* What you should do: List all lines of the data containing the word "this".

* Supplied data:
--- begin ---

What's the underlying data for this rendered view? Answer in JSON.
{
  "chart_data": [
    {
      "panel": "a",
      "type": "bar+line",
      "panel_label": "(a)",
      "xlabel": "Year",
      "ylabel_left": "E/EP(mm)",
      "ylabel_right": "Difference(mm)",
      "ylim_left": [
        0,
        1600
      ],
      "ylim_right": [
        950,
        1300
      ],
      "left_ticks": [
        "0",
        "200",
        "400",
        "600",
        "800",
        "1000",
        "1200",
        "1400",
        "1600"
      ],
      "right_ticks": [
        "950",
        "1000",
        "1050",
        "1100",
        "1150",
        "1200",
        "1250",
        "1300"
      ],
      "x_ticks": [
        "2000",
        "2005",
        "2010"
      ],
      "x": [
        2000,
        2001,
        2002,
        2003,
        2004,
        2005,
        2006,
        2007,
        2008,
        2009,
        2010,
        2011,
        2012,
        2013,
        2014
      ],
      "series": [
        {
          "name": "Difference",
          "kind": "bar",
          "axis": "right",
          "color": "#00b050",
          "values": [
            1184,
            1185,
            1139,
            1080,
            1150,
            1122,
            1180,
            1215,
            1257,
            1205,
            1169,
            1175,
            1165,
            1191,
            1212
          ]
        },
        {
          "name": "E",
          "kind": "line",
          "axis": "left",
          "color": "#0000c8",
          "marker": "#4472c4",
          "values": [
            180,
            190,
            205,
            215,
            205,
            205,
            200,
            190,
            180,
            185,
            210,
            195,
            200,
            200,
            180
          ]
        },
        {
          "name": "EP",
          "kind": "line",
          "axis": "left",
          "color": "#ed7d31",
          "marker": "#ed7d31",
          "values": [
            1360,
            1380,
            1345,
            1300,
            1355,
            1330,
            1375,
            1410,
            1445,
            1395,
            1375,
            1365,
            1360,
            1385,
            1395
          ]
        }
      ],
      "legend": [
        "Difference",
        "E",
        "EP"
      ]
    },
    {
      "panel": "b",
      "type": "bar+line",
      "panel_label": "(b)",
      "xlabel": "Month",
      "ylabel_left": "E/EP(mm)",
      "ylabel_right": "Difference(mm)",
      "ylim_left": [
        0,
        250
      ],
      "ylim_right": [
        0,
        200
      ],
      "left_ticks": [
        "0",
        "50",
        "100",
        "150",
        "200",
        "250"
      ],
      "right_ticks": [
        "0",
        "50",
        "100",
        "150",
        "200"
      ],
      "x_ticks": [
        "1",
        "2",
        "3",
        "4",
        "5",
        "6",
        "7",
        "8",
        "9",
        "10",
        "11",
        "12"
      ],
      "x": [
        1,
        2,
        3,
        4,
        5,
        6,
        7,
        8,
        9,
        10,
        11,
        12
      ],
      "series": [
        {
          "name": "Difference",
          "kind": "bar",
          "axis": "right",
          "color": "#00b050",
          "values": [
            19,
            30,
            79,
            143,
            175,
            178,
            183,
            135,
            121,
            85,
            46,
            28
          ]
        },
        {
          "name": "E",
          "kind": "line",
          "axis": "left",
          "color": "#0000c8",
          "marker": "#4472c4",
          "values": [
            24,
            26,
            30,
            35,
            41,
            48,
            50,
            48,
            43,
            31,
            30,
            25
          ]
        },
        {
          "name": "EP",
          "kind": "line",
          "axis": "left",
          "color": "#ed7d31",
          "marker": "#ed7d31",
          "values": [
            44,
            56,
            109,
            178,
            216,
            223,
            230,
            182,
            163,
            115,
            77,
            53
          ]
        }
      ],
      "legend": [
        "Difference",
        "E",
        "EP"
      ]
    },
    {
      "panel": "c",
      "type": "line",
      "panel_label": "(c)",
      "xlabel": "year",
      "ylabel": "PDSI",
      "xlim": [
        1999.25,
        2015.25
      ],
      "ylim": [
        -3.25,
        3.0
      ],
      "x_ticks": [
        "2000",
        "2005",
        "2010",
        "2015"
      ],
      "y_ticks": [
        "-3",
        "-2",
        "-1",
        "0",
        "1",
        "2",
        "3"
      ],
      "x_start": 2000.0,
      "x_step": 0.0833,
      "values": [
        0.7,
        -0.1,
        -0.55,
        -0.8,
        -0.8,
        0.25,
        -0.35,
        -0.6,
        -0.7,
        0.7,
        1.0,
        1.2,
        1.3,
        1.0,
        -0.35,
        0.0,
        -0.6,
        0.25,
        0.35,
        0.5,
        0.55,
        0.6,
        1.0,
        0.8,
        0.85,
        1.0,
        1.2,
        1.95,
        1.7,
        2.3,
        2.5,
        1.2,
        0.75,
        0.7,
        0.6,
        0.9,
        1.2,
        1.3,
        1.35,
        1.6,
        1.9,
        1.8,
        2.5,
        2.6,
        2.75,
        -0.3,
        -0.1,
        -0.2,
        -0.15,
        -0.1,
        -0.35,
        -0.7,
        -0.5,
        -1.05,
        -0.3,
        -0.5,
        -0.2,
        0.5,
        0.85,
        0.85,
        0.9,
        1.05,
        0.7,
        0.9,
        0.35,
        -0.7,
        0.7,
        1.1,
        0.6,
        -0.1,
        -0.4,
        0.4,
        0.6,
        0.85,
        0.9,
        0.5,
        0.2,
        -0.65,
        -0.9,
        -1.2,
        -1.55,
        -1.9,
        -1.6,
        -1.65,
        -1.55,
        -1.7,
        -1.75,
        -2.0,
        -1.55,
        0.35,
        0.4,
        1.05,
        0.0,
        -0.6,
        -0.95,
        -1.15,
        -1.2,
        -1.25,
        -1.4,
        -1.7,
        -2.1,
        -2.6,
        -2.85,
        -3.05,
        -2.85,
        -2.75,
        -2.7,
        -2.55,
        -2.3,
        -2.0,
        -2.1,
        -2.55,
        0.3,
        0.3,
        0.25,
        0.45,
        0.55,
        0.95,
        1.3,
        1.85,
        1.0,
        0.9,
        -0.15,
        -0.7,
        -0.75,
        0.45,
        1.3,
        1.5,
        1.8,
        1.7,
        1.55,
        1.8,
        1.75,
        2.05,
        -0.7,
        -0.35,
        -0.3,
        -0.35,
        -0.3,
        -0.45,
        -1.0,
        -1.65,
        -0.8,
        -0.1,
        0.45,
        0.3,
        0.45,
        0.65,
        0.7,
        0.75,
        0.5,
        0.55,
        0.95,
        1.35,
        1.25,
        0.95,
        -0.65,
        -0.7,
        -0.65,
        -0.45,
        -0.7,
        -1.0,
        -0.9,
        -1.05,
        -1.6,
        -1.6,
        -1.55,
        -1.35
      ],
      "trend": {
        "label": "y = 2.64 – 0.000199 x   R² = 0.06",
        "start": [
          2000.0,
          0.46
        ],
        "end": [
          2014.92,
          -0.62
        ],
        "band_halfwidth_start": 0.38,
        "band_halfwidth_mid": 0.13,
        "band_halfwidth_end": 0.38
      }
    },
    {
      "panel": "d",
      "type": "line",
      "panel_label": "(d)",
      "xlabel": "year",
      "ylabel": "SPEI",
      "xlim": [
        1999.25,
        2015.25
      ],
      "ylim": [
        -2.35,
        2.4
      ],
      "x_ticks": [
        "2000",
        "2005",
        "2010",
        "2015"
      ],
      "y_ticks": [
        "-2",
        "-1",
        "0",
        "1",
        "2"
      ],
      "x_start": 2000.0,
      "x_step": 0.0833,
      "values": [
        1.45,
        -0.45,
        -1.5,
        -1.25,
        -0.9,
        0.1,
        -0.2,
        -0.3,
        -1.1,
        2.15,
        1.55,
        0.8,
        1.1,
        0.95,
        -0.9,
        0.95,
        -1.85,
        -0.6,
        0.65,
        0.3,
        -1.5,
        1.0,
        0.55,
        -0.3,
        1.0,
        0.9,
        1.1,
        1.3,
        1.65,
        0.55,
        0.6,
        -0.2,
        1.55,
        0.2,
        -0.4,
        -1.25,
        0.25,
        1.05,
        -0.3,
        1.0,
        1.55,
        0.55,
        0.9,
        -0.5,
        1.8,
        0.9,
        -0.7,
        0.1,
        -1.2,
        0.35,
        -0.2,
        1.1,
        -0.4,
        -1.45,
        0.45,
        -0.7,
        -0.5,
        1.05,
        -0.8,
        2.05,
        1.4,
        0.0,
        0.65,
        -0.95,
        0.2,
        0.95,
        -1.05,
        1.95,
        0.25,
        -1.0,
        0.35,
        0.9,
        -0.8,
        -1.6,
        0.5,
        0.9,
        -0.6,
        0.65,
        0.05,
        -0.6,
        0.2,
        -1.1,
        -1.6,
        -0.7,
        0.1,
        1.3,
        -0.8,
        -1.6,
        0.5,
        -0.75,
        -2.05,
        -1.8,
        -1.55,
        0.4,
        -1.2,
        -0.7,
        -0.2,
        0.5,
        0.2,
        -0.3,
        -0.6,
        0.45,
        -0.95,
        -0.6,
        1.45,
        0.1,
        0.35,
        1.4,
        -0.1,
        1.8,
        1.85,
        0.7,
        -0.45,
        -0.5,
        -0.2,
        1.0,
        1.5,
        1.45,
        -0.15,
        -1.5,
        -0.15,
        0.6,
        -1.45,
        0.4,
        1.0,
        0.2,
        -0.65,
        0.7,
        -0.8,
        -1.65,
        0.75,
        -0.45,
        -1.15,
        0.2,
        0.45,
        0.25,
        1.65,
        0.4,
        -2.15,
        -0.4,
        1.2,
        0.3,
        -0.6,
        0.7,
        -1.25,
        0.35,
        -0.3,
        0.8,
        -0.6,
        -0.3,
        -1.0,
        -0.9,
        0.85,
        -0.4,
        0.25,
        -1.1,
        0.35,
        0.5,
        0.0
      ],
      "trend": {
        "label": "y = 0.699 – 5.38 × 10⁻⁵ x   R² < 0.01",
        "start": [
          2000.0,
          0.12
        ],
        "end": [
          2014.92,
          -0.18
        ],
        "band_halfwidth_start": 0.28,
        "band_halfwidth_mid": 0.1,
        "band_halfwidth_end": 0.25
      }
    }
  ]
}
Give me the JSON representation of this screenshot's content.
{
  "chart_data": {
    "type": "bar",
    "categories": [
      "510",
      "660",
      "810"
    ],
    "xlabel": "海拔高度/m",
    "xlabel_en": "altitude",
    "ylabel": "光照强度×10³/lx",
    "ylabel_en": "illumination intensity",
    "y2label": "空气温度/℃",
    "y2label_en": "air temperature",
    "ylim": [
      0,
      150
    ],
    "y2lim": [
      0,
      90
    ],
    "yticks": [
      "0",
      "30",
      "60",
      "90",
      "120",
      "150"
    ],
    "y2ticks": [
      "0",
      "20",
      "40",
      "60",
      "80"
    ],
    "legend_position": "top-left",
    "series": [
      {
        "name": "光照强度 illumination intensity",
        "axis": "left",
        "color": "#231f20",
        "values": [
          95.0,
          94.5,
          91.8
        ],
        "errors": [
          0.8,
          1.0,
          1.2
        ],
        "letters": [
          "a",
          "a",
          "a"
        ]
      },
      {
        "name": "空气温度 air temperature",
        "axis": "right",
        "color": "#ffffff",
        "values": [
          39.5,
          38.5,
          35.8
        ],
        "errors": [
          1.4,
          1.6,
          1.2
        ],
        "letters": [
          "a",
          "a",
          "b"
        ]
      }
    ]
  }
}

--- end ---

* Full output:
What's the underlying data for this rendered view? Answer in JSON.
Give me the JSON representation of this screenshot's content.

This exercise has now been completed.